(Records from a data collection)
· · · · · · ·
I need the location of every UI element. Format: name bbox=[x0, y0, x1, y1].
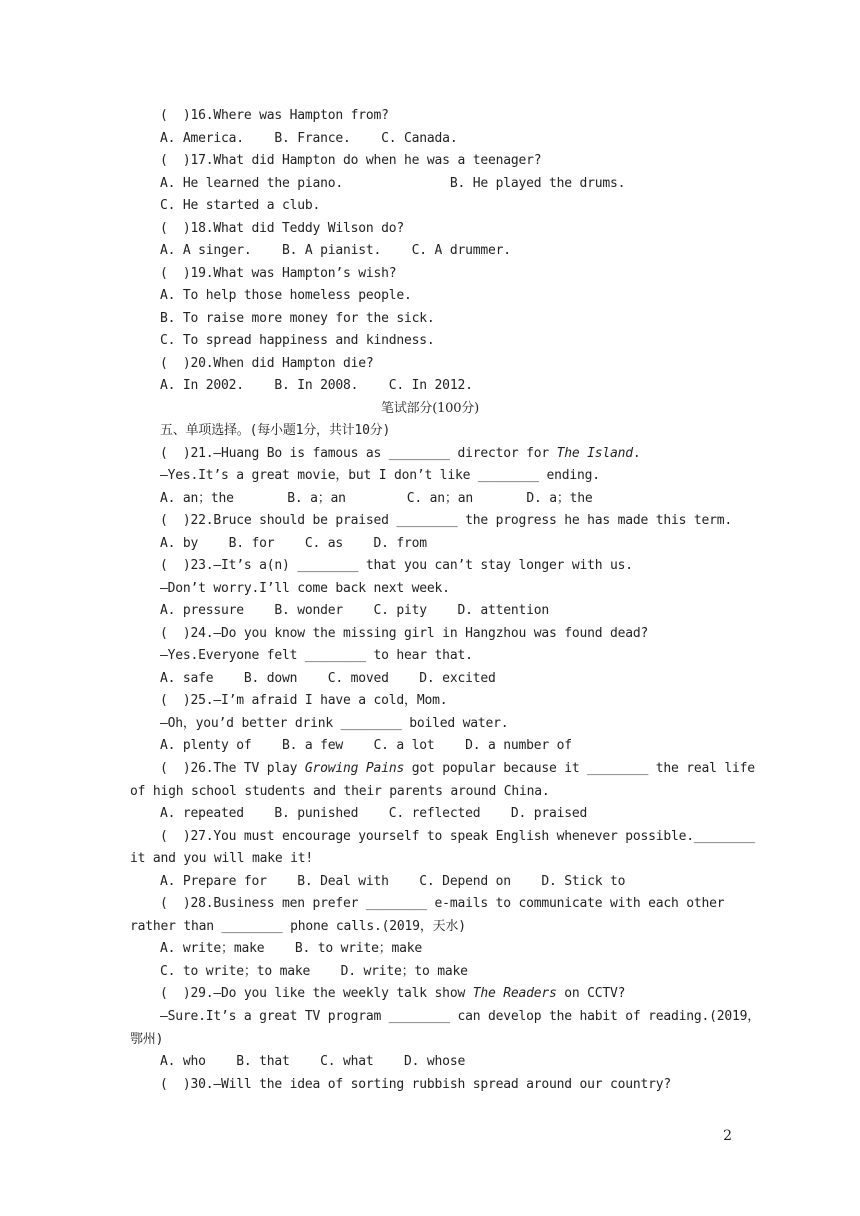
text-line: ( )20.When did Hampton die? bbox=[160, 356, 374, 371]
text-line: ( )21.—Huang Bo is famous as ________ director for The Island. bbox=[160, 446, 641, 461]
text-line: ( )25.—I’m afraid I have a cold，Mom. bbox=[160, 693, 448, 708]
text-line: it and you will make it! bbox=[130, 851, 314, 866]
text-line: A. A singer. B. A pianist. C. A drummer. bbox=[160, 243, 511, 258]
text-line: A. He learned the piano. B. He played the drums. bbox=[160, 176, 626, 191]
text-line: A. In 2002. B. In 2008. C. In 2012. bbox=[160, 378, 473, 393]
text-line: A. by B. for C. as D. from bbox=[160, 536, 427, 551]
text-line: rather than ________ phone calls.(2019，天水) bbox=[130, 919, 466, 934]
text-line: ( )16.Where was Hampton from? bbox=[160, 108, 389, 123]
text-line: —Oh，you’d better drink ________ boiled water. bbox=[160, 716, 509, 731]
text-line: —Don’t worry.I’ll come back next week. bbox=[160, 581, 450, 596]
text-line: 鄂州) bbox=[130, 1032, 164, 1047]
text-line: ( )17.What did Hampton do when he was a teenager? bbox=[160, 153, 542, 168]
text-line: A. repeated B. punished C. reflected D. praised bbox=[160, 806, 588, 821]
text-line: B. To raise more money for the sick. bbox=[160, 311, 435, 326]
text-line: —Yes.It’s a great movie，but I don’t like ________ ending. bbox=[160, 468, 600, 483]
text-line: A. America. B. France. C. Canada. bbox=[160, 131, 458, 146]
text-line: ( )23.—It’s a(n) ________ that you can’t stay longer with us. bbox=[160, 558, 633, 573]
text-line: C. to write；to make D. write；to make bbox=[160, 964, 468, 979]
text-line: A. plenty of B. a few C. a lot D. a number of bbox=[160, 738, 572, 753]
text-line: A. safe B. down C. moved D. excited bbox=[160, 671, 496, 686]
text-line: A. pressure B. wonder C. pity D. attention bbox=[160, 603, 549, 618]
title-italic: The Island bbox=[556, 446, 633, 461]
text-line: A. To help those homeless people. bbox=[160, 288, 412, 303]
text-line: ( )29.—Do you like the weekly talk show The Readers on CCTV? bbox=[160, 986, 626, 1001]
text-line: A. who B. that C. what D. whose bbox=[160, 1054, 466, 1069]
text-line: ( )26.The TV play Growing Pains got popular because it ________ the real life bbox=[160, 761, 755, 776]
text-line: A. an；the B. a；an C. an；an D. a；the bbox=[160, 491, 593, 506]
title-italic: The Readers bbox=[472, 986, 557, 1001]
text-line: ( )24.—Do you know the missing girl in Hangzhou was found dead? bbox=[160, 626, 649, 641]
text-line: A. write；make B. to write；make bbox=[160, 941, 423, 956]
text-line: —Sure.It’s a great TV program ________ can develop the habit of reading.(2019， bbox=[160, 1009, 761, 1024]
text-line: ( )18.What did Teddy Wilson do? bbox=[160, 221, 405, 236]
text-line: A. Prepare for B. Deal with C. Depend on D. Stick to bbox=[160, 874, 626, 889]
text-line: ( )19.What was Hampton’s wish? bbox=[160, 266, 397, 281]
title-italic: Growing Pains bbox=[304, 761, 405, 776]
text-line: ( )30.—Will the idea of sorting rubbish spread around our country? bbox=[160, 1077, 671, 1092]
text-line: C. He started a club. bbox=[160, 198, 321, 213]
text-line: ( )27.You must encourage yourself to speak English whenever possible.________ bbox=[160, 829, 755, 844]
text-line: ( )22.Bruce should be praised ________ the progress he has made this term. bbox=[160, 513, 732, 528]
text-line: ( )28.Business men prefer ________ e-mails to communicate with each other bbox=[160, 896, 725, 911]
page-number: 2 bbox=[723, 1128, 732, 1144]
text-line: 笔试部分(100分) bbox=[381, 401, 479, 416]
text-line: of high school students and their parents around China. bbox=[130, 784, 550, 799]
text-line: —Yes.Everyone felt ________ to hear that. bbox=[160, 648, 473, 663]
text-line: C. To spread happiness and kindness. bbox=[160, 333, 435, 348]
text-line: 五、单项选择。(每小题1分，共计10分) bbox=[160, 423, 391, 438]
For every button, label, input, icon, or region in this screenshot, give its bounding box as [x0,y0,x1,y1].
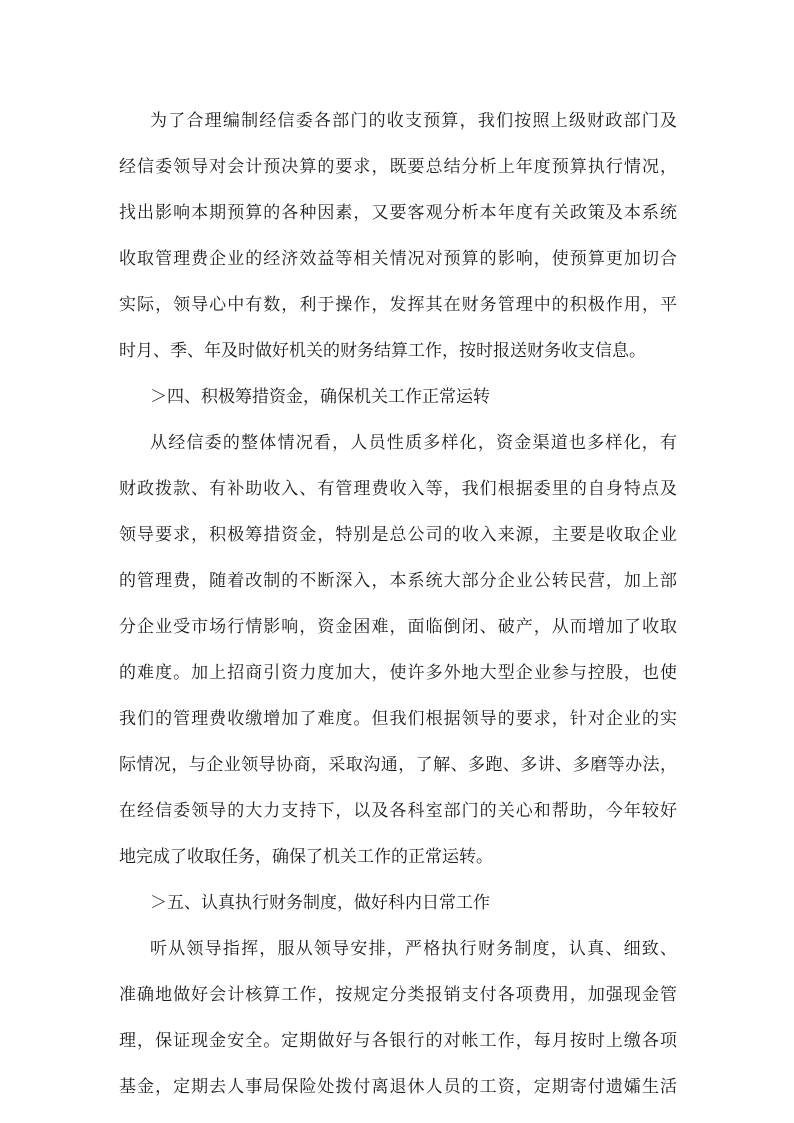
· · · · · · ·
Duplicate every line of the rows above word for word, but leave the pictures out of your copy.

I need the location of every UI element. Format: name bbox=[x0, y0, x1, y1].
text-line: ( )20.When did Hampton die? bbox=[160, 356, 374, 371]
text-line: ( )21.—Huang Bo is famous as ________ director for The Island. bbox=[160, 446, 641, 461]
text-line: ( )25.—I’m afraid I have a cold，Mom. bbox=[160, 693, 448, 708]
text-line: it and you will make it! bbox=[130, 851, 314, 866]
text-line: A. A singer. B. A pianist. C. A drummer. bbox=[160, 243, 511, 258]
text-line: A. He learned the piano. B. He played the drums. bbox=[160, 176, 626, 191]
text-line: A. In 2002. B. In 2008. C. In 2012. bbox=[160, 378, 473, 393]
text-line: A. by B. for C. as D. from bbox=[160, 536, 427, 551]
text-line: rather than ________ phone calls.(2019，天水) bbox=[130, 919, 466, 934]
text-line: ( )16.Where was Hampton from? bbox=[160, 108, 389, 123]
text-line: —Oh，you’d better drink ________ boiled water. bbox=[160, 716, 509, 731]
text-line: —Don’t worry.I’ll come back next week. bbox=[160, 581, 450, 596]
text-line: 鄂州) bbox=[130, 1032, 164, 1047]
text-line: ( )17.What did Hampton do when he was a teenager? bbox=[160, 153, 542, 168]
text-line: A. repeated B. punished C. reflected D. praised bbox=[160, 806, 588, 821]
text-line: B. To raise more money for the sick. bbox=[160, 311, 435, 326]
text-line: —Yes.It’s a great movie，but I don’t like ________ ending. bbox=[160, 468, 600, 483]
text-line: A. America. B. France. C. Canada. bbox=[160, 131, 458, 146]
text-line: ( )23.—It’s a(n) ________ that you can’t stay longer with us. bbox=[160, 558, 633, 573]
text-line: C. to write；to make D. write；to make bbox=[160, 964, 468, 979]
text-line: A. plenty of B. a few C. a lot D. a number of bbox=[160, 738, 572, 753]
text-line: A. safe B. down C. moved D. excited bbox=[160, 671, 496, 686]
text-line: A. pressure B. wonder C. pity D. attention bbox=[160, 603, 549, 618]
title-italic: The Island bbox=[556, 446, 633, 461]
text-line: A. To help those homeless people. bbox=[160, 288, 412, 303]
text-line: ( )29.—Do you like the weekly talk show The Readers on CCTV? bbox=[160, 986, 626, 1001]
text-line: A. who B. that C. what D. whose bbox=[160, 1054, 466, 1069]
text-line: ( )26.The TV play Growing Pains got popular because it ________ the real life bbox=[160, 761, 755, 776]
text-line: A. an；the B. a；an C. an；an D. a；the bbox=[160, 491, 593, 506]
title-italic: The Readers bbox=[472, 986, 557, 1001]
text-line: ( )24.—Do you know the missing girl in Hangzhou was found dead? bbox=[160, 626, 649, 641]
text-line: A. write；make B. to write；make bbox=[160, 941, 423, 956]
text-line: —Sure.It’s a great TV program ________ can develop the habit of reading.(2019， bbox=[160, 1009, 761, 1024]
text-line: ( )18.What did Teddy Wilson do? bbox=[160, 221, 405, 236]
text-line: A. Prepare for B. Deal with C. Depend on D. Stick to bbox=[160, 874, 626, 889]
text-line: ( )19.What was Hampton’s wish? bbox=[160, 266, 397, 281]
title-italic: Growing Pains bbox=[304, 761, 405, 776]
text-line: ( )30.—Will the idea of sorting rubbish spread around our country? bbox=[160, 1077, 671, 1092]
text-line: C. He started a club. bbox=[160, 198, 321, 213]
text-line: ( )27.You must encourage yourself to speak English whenever possible.________ bbox=[160, 829, 755, 844]
text-line: ( )22.Bruce should be praised ________ the progress he has made this term. bbox=[160, 513, 732, 528]
text-line: ( )28.Business men prefer ________ e-mails to communicate with each other bbox=[160, 896, 725, 911]
page-number: 2 bbox=[723, 1128, 732, 1144]
text-line: 笔试部分(100分) bbox=[381, 401, 479, 416]
text-line: of high school students and their parents around China. bbox=[130, 784, 550, 799]
text-line: —Yes.Everyone felt ________ to hear that. bbox=[160, 648, 473, 663]
text-line: C. To spread happiness and kindness. bbox=[160, 333, 435, 348]
text-line: 五、单项选择。(每小题1分，共计10分) bbox=[160, 423, 391, 438]
For every button, label, input, icon, or region in this screenshot, give its bounding box as [x0,y0,x1,y1].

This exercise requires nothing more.